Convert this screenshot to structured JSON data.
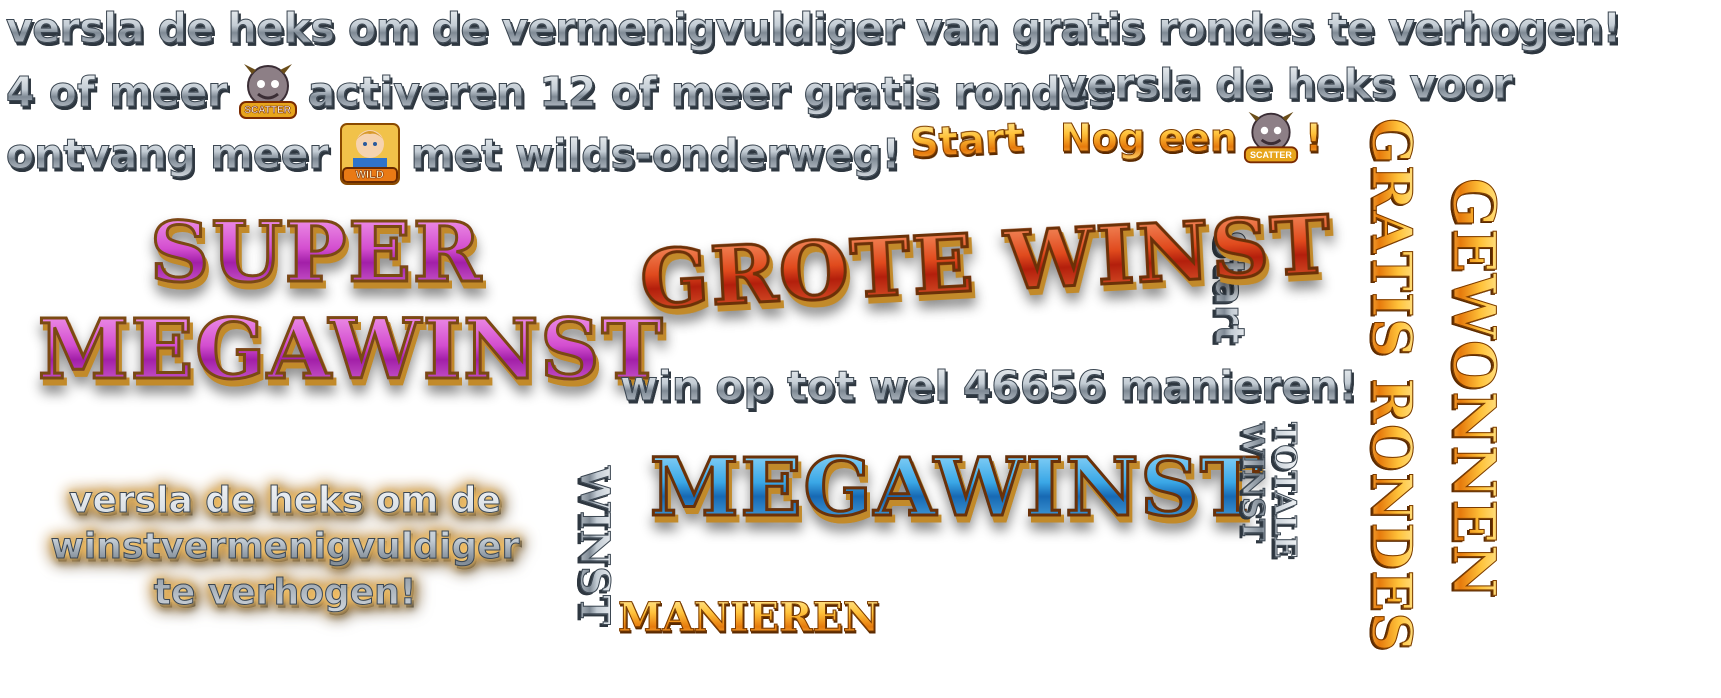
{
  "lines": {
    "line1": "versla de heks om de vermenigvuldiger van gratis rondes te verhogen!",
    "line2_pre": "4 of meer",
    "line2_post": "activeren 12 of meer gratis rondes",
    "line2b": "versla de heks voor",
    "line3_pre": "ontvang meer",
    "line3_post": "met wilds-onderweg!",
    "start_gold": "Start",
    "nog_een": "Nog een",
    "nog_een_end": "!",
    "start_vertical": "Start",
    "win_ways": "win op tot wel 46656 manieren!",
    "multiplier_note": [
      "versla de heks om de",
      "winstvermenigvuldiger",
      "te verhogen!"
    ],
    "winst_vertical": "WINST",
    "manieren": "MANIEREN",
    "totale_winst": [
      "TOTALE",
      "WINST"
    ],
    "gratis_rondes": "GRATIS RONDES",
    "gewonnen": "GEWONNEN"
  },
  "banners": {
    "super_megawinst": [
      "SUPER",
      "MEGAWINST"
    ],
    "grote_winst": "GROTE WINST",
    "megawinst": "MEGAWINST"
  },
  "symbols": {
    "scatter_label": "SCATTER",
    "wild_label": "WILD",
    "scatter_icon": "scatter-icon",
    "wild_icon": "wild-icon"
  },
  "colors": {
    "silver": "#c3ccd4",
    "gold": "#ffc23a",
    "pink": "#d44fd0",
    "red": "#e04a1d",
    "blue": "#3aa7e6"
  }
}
--
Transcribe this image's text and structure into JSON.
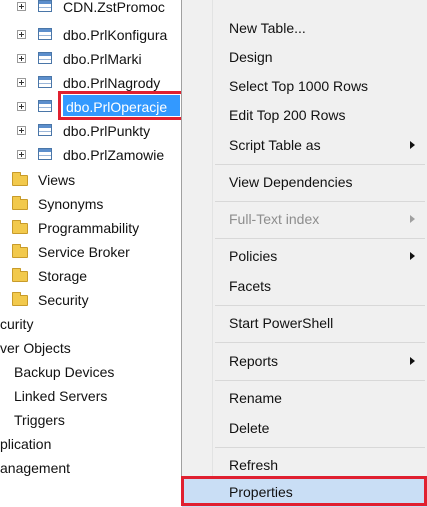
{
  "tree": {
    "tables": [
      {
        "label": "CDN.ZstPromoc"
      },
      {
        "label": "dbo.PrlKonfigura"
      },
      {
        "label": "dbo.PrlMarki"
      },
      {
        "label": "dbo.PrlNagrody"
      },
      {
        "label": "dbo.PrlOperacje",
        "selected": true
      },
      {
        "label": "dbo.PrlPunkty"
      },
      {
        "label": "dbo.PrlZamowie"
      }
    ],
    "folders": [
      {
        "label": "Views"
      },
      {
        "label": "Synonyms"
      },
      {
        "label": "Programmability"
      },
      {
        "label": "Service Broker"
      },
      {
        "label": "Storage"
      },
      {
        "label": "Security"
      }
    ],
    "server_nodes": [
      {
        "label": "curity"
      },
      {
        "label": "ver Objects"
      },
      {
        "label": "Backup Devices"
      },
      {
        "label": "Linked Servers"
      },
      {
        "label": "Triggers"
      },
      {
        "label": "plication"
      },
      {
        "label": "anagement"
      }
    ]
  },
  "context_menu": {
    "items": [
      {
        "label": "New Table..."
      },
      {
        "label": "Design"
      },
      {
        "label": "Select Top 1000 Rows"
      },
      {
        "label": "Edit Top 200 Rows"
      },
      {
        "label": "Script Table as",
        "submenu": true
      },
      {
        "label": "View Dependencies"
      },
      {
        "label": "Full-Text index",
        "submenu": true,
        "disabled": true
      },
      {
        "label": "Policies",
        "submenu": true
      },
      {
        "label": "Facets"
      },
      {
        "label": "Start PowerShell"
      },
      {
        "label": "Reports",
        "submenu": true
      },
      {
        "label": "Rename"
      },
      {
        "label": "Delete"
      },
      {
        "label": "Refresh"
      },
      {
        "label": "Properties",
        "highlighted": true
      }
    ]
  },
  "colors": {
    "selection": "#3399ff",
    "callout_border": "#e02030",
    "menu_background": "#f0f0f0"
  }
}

WHAT TO PRODUCE
Gather each line that holds "Start".

OUTPUT FOR THIS EXERCISE
    "start_gold": "Start",
    "start_vertical": "Start",
        "label": "Start PowerShell"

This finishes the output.